■ TEXTE À LIRE ■
════════════════════
No matter what happens now
I won't be afraid
Because I know today has been
The most perfect day I've ever seen

Videotape .:. Radiohead

J'en avais déjà parlé moult fois, vous devriez vous en souvenir (si ce n'est pas le cas c'est que vous êtes soit des cervelles de poissons rouges, soit des ptits nouveaux, soit des ingrats), mais le 10 juillet, je devais aller voir Radiohead aux arènes de Nîmes. Et puis comme cet événement ne pouvait être manqué que dans les cas d'extrême incapacité (aka ma mort par décapitation) et que ma tête est encore sur mes épaules, je suis donc allée voir Radiohead aux arènes de Nîmes le 10 juillet. Et comme je sais que vous n'êtes qu'une bande de curieux assoiffés de posts longs comme un cou de Brachiosaure, je vais vous raconter la passionnante histoire de mon périple. Asseyez-vous, prenez un Figolu.

Nous étions donc six dans l'aventure. Sept en fait, mais la septième n'était avec nous que pour le trajet et ne venait pas au concert. Donc six, plus une guest. Six centrés autour de mon meilleur ami (qui était à l'origine de tout cela et que, pour épargner son anonymat, nous appellerons Albert) : sa mère (que nous appellerons Marcelline), son meilleur ami (Maurice), son amie (Monique), l'amie de son amie (Micheline), et moi (bon, pour la peine et parce que si jamais l'un d'entre eux tombe un jour sur cette page et voit le prénom foireux dont il a hérité, il me haïra jusqu'à ma trente-neuvième réincarnation, nous m'appellerons Sidonie). Et la septième roue du carrosse, que du coup nous appellerons Micheline aussi. Marcelline et moi habitant toutes deux à Home City, nous avons fait la route ensemble dans ma vieille charrette à bras (alias Gisèle ma voiture) jusqu'à Big City pour rejoindre les autres, en un frais matin du mardi 10 juillet de l'an de grâce 2012.
════════════════════
■ CONSIGNE ■
Reproduisez intégralement le récit du concert de Radiohead, sans rien y changer. Les lignes ne servent à rien pour cette consigne.

Quelques lignes:
════════════════════
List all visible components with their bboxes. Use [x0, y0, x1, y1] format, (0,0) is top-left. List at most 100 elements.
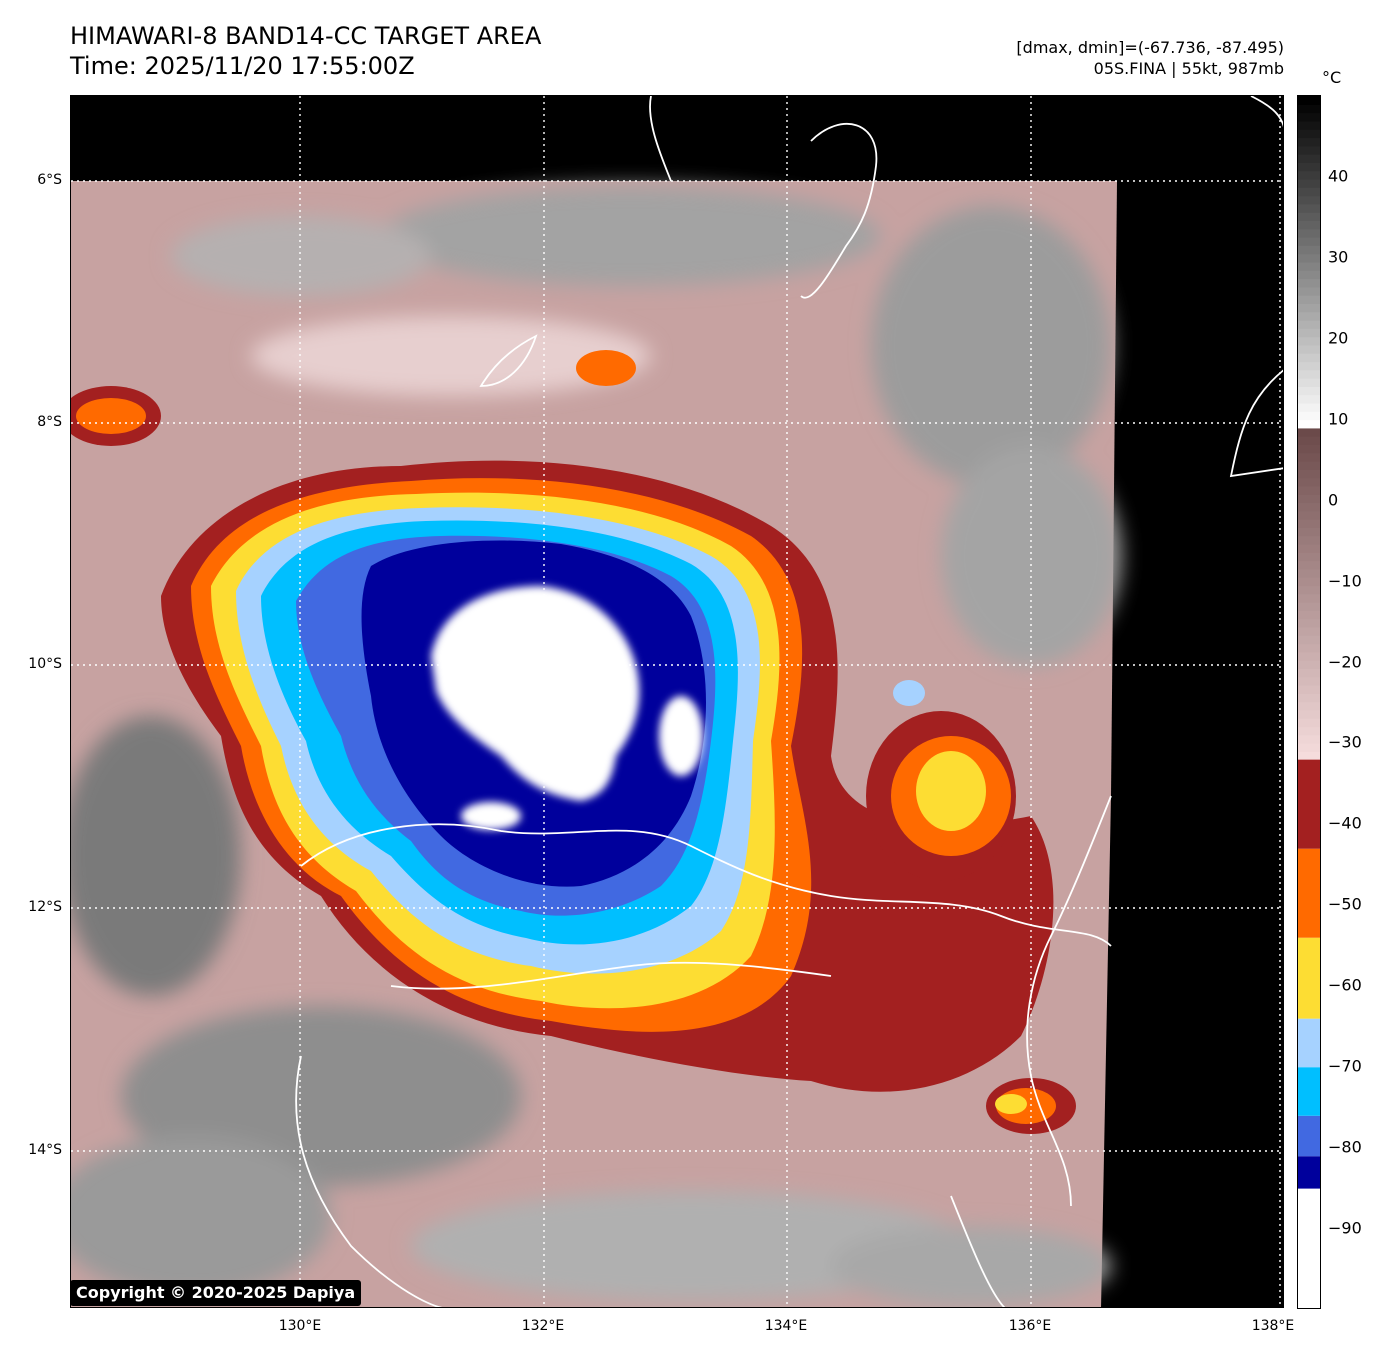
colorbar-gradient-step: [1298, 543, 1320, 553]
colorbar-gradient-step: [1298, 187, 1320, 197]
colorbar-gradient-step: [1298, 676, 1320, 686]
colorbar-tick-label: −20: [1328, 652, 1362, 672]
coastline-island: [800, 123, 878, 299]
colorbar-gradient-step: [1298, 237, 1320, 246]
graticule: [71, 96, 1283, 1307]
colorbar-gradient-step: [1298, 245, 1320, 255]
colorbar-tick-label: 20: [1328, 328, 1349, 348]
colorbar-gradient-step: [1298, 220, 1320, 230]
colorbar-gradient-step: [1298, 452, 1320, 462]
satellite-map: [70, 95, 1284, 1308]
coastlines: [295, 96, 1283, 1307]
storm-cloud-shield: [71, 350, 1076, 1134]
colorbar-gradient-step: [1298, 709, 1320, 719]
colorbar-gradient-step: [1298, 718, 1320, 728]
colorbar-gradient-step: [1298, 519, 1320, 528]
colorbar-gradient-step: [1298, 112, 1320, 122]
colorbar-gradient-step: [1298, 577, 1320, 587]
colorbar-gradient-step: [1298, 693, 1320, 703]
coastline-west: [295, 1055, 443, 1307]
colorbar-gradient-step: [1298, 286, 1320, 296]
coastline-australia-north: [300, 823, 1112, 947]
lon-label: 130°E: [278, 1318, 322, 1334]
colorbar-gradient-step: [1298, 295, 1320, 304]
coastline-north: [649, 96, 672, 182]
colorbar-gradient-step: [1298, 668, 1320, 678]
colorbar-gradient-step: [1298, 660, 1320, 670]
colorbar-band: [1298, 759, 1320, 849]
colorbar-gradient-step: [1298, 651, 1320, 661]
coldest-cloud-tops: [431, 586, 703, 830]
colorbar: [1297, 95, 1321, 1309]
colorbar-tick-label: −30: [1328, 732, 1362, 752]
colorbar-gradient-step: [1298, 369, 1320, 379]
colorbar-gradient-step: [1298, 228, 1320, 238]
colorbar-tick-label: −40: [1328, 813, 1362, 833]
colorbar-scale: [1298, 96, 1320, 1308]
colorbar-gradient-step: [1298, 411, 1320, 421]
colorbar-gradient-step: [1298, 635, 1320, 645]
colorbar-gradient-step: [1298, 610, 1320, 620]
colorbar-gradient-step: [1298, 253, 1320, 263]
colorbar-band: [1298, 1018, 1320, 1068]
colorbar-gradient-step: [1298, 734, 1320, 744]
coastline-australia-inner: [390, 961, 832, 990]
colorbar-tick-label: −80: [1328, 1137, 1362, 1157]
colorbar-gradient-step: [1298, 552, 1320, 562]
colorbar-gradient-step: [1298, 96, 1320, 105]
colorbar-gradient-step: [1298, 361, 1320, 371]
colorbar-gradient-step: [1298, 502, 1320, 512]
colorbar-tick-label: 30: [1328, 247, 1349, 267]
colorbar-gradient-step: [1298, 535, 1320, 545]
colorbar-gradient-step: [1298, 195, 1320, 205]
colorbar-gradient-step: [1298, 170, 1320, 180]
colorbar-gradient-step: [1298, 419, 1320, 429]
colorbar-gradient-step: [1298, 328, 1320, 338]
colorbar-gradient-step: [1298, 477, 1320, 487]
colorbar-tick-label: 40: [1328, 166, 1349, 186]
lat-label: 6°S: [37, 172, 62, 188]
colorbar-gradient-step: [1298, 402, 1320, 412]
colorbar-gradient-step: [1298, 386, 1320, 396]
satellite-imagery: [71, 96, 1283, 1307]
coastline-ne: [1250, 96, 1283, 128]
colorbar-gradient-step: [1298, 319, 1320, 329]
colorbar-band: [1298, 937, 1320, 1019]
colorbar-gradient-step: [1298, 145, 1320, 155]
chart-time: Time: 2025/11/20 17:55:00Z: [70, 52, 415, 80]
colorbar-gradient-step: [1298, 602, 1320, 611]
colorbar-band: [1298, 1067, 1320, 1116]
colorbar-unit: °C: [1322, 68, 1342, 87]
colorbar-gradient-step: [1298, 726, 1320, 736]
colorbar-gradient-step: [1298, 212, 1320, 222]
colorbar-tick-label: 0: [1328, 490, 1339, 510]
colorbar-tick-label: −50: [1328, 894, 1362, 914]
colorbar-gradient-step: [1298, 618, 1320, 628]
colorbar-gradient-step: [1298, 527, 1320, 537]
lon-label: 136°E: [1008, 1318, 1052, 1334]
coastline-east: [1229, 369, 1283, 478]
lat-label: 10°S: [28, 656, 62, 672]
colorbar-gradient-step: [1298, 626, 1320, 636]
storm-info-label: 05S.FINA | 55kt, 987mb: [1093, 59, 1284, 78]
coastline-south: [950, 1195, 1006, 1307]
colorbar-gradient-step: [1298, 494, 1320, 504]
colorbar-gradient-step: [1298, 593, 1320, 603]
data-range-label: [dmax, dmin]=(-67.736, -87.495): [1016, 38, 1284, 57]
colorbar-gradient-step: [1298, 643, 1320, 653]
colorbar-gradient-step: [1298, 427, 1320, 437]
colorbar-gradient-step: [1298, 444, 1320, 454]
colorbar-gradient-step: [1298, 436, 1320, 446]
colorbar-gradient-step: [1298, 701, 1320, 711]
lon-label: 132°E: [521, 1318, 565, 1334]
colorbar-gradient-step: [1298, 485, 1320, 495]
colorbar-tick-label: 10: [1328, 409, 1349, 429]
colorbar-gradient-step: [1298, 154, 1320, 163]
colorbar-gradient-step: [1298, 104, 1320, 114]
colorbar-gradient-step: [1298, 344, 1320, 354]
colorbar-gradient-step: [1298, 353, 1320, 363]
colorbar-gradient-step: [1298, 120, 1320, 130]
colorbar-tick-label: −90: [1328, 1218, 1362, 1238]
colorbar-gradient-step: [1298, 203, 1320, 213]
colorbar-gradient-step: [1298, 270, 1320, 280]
════════════════════
■ RÉPONSE ATTENDUE ■
No matter what happens now
I won't be afraid
Because I know today has been
The most perfect day I've ever seen

Videotape .:. Radiohead

J'en avais déjà parlé moult fois, vous devriez vous en souvenir (si ce n'est pas le cas c'est que vous êtes soit des cervelles de poissons rouges, soit des ptits nouveaux, soit des ingrats), mais le 10 juillet, je devais aller voir Radiohead aux arènes de Nîmes. Et puis comme cet événement ne pouvait être manqué que dans les cas d'extrême incapacité (aka ma mort par décapitation) et que ma tête est encore sur mes épaules, je suis donc allée voir Radiohead aux arènes de Nîmes le 10 juillet. Et comme je sais que vous n'êtes qu'une bande de curieux assoiffés de posts longs comme un cou de Brachiosaure, je vais vous raconter la passionnante histoire de mon périple. Asseyez-vous, prenez un Figolu.

Nous étions donc six dans l'aventure. Sept en fait, mais la septième n'était avec nous que pour le trajet et ne venait pas au concert. Donc six, plus une guest. Six centrés autour de mon meilleur ami (qui était à l'origine de tout cela et que, pour épargner son anonymat, nous appellerons Albert) : sa mère (que nous appellerons Marcelline), son meilleur ami (Maurice), son amie (Monique), l'amie de son amie (Micheline), et moi (bon, pour la peine et parce que si jamais l'un d'entre eux tombe un jour sur cette page et voit le prénom foireux dont il a hérité, il me haïra jusqu'à ma trente-neuvième réincarnation, nous m'appellerons Sidonie). Et la septième roue du carrosse, que du coup nous appellerons Micheline aussi. Marcelline et moi habitant toutes deux à Home City, nous avons fait la route ensemble dans ma vieille charrette à bras (alias Gisèle ma voiture) jusqu'à Big City pour rejoindre les autres, en un frais matin du mardi 10 juillet de l'an de grâce 2012.